What the task requires:
Write the listing below out again exactly, dropping the images.

Stored items:
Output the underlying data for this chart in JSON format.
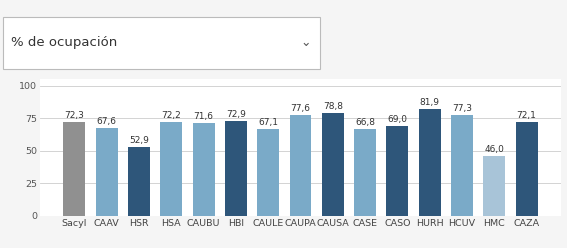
{
  "categories": [
    "Sacyl",
    "CAAV",
    "HSR",
    "HSA",
    "CAUBU",
    "HBI",
    "CAULE",
    "CAUPA",
    "CAUSA",
    "CASE",
    "CASO",
    "HURH",
    "HCUV",
    "HMC",
    "CAZA"
  ],
  "values": [
    72.3,
    67.6,
    52.9,
    72.2,
    71.6,
    72.9,
    67.1,
    77.6,
    78.8,
    66.8,
    69.0,
    81.9,
    77.3,
    46.0,
    72.1
  ],
  "bar_colors": [
    "#909090",
    "#7aaac8",
    "#2e567a",
    "#7aaac8",
    "#7aaac8",
    "#2e567a",
    "#7aaac8",
    "#7aaac8",
    "#2e567a",
    "#7aaac8",
    "#2e567a",
    "#2e567a",
    "#7aaac8",
    "#a8c4d8",
    "#2e567a"
  ],
  "ylim": [
    0,
    105
  ],
  "yticks": [
    0,
    25,
    50,
    75,
    100
  ],
  "title": "% de ocupación",
  "background_color": "#f5f5f5",
  "plot_bg_color": "#ffffff",
  "grid_color": "#cccccc",
  "label_fontsize": 6.8,
  "value_fontsize": 6.5,
  "title_fontsize": 9.5,
  "bar_width": 0.68
}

Solution to this task:
Output the underlying data for this chart in JSON format.
{
  "categories": [
    "Sacyl",
    "CAAV",
    "HSR",
    "HSA",
    "CAUBU",
    "HBI",
    "CAULE",
    "CAUPA",
    "CAUSA",
    "CASE",
    "CASO",
    "HURH",
    "HCUV",
    "HMC",
    "CAZA"
  ],
  "values": [
    72.3,
    67.6,
    52.9,
    72.2,
    71.6,
    72.9,
    67.1,
    77.6,
    78.8,
    66.8,
    69.0,
    81.9,
    77.3,
    46.0,
    72.1
  ],
  "bar_colors": [
    "#909090",
    "#7aaac8",
    "#2e567a",
    "#7aaac8",
    "#7aaac8",
    "#2e567a",
    "#7aaac8",
    "#7aaac8",
    "#2e567a",
    "#7aaac8",
    "#2e567a",
    "#2e567a",
    "#7aaac8",
    "#a8c4d8",
    "#2e567a"
  ],
  "ylim": [
    0,
    105
  ],
  "yticks": [
    0,
    25,
    50,
    75,
    100
  ],
  "title": "% de ocupación",
  "background_color": "#f5f5f5",
  "plot_bg_color": "#ffffff",
  "grid_color": "#cccccc",
  "label_fontsize": 6.8,
  "value_fontsize": 6.5,
  "title_fontsize": 9.5,
  "bar_width": 0.68
}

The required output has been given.